## Begin Listing
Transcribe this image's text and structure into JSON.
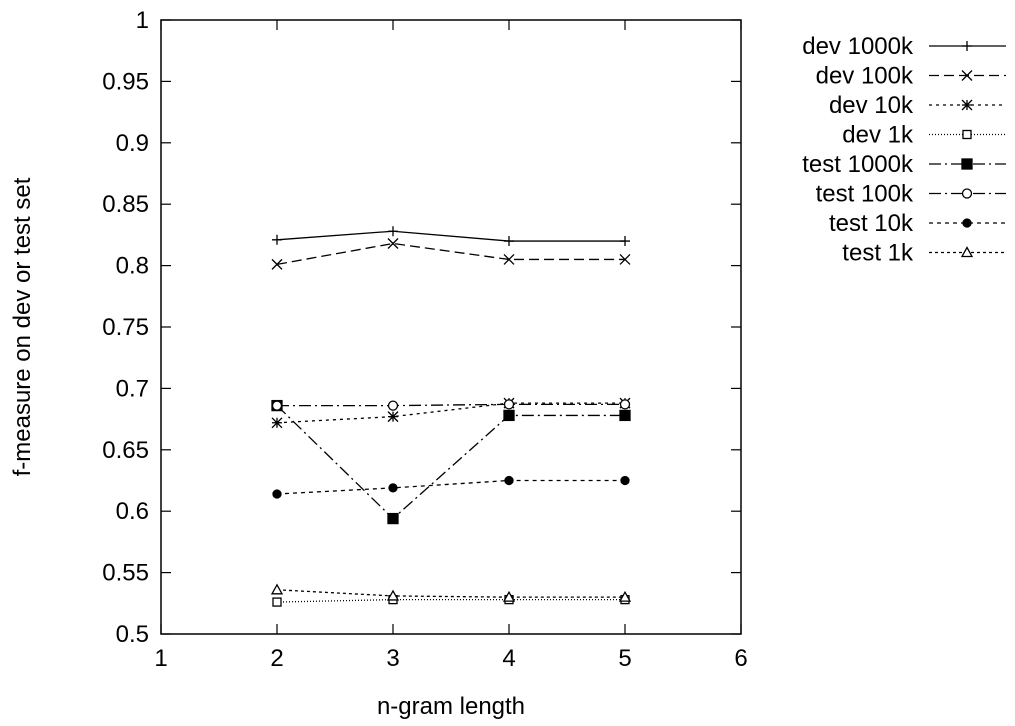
{
  "chart_data": {
    "type": "line",
    "title": "",
    "xlabel": "n-gram length",
    "ylabel": "f-measure on dev or test set",
    "xlim": [
      1,
      6
    ],
    "ylim": [
      0.5,
      1
    ],
    "xticks": [
      "1",
      "2",
      "3",
      "4",
      "5",
      "6"
    ],
    "yticks": [
      "0.5",
      "0.55",
      "0.6",
      "0.65",
      "0.7",
      "0.75",
      "0.8",
      "0.85",
      "0.9",
      "0.95",
      "1"
    ],
    "grid": false,
    "legend_position": "outside-right",
    "x": [
      2,
      3,
      4,
      5
    ],
    "series": [
      {
        "name": "dev 1000k",
        "values": [
          0.821,
          0.828,
          0.82,
          0.82
        ],
        "marker": "plus",
        "dash": ""
      },
      {
        "name": "dev 100k",
        "values": [
          0.801,
          0.818,
          0.805,
          0.805
        ],
        "marker": "cross",
        "dash": "10,5"
      },
      {
        "name": "dev 10k",
        "values": [
          0.672,
          0.677,
          0.688,
          0.688
        ],
        "marker": "star",
        "dash": "3,4"
      },
      {
        "name": "dev 1k",
        "values": [
          0.526,
          0.528,
          0.528,
          0.528
        ],
        "marker": "square-open",
        "dash": "1,2"
      },
      {
        "name": "test 1000k",
        "values": [
          0.686,
          0.594,
          0.678,
          0.678
        ],
        "marker": "square-filled",
        "dash": "12,4,2,4"
      },
      {
        "name": "test 100k",
        "values": [
          0.686,
          0.686,
          0.687,
          0.687
        ],
        "marker": "circle-open",
        "dash": "12,4,2,4"
      },
      {
        "name": "test 10k",
        "values": [
          0.614,
          0.619,
          0.625,
          0.625
        ],
        "marker": "circle-filled",
        "dash": "4,4"
      },
      {
        "name": "test 1k",
        "values": [
          0.536,
          0.531,
          0.53,
          0.53
        ],
        "marker": "triangle-open",
        "dash": "3,3"
      }
    ]
  }
}
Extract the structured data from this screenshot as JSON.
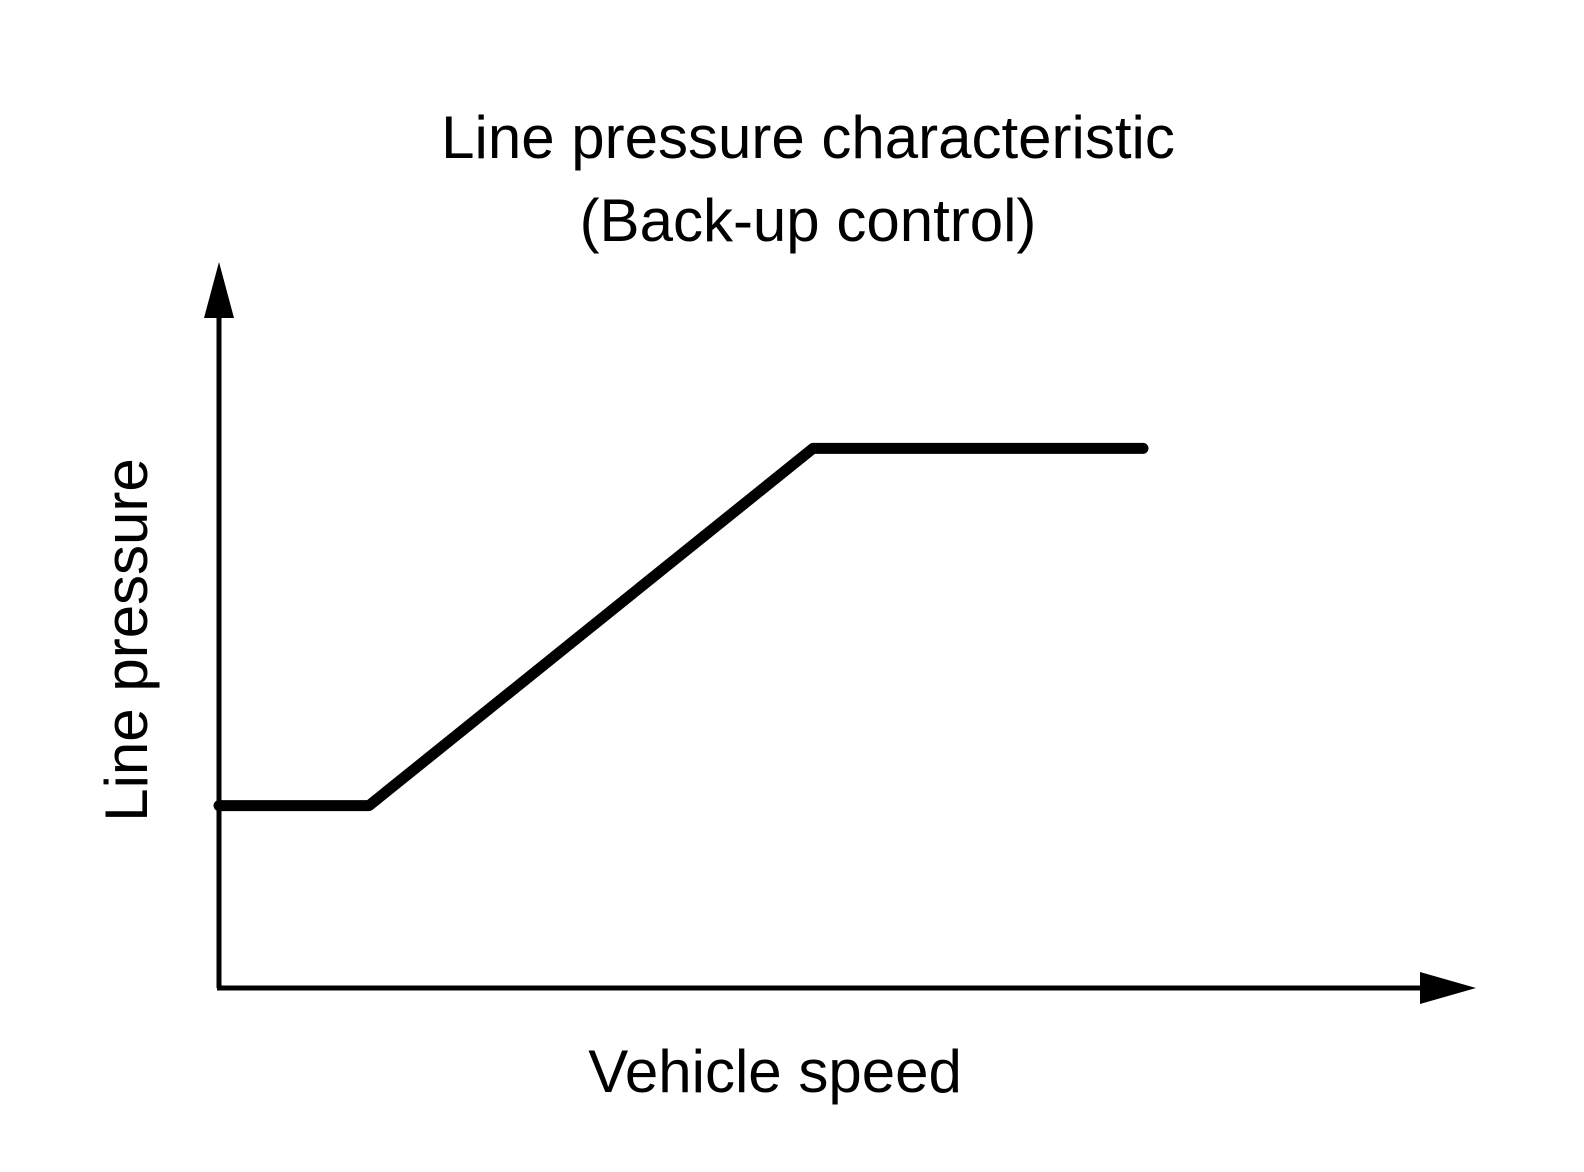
## End Listing
**Exercise directions**
Report back each line of the entries that holds the string "test".

**Solution to this problem**
    "ylabel": "f-measure on dev or test set",
        "name": "test 1000k",
        "name": "test 100k",
        "name": "test 10k",
        "name": "test 1k",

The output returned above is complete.